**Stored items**
++++++++++
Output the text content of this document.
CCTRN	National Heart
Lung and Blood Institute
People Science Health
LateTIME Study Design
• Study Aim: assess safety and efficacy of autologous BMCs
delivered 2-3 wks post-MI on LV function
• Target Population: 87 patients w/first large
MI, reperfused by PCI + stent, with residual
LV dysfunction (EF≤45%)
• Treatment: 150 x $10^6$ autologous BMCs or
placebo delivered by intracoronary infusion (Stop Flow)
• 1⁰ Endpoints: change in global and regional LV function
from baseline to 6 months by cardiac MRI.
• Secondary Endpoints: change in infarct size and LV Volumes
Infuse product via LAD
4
++++++++++
**What to work on**
Render every record verbatim. Nothing should be left out.

**Exercise result**
Output the text content of this document.
CCTRN	National Heart
Lung and Blood Institute
People Science Health
LateTIME Study Design
• Study Aim: assess safety and efficacy of autologous BMCs
delivered 2-3 wks post-MI on LV function
• Target Population: 87 patients w/first large
MI, reperfused by PCI + stent, with residual
LV dysfunction (EF≤45%)
• Treatment: 150 x $10^6$ autologous BMCs or
placebo delivered by intracoronary infusion (Stop Flow)
• 1⁰ Endpoints: change in global and regional LV function
from baseline to 6 months by cardiac MRI.
• Secondary Endpoints: change in infarct size and LV Volumes
Infuse product via LAD
4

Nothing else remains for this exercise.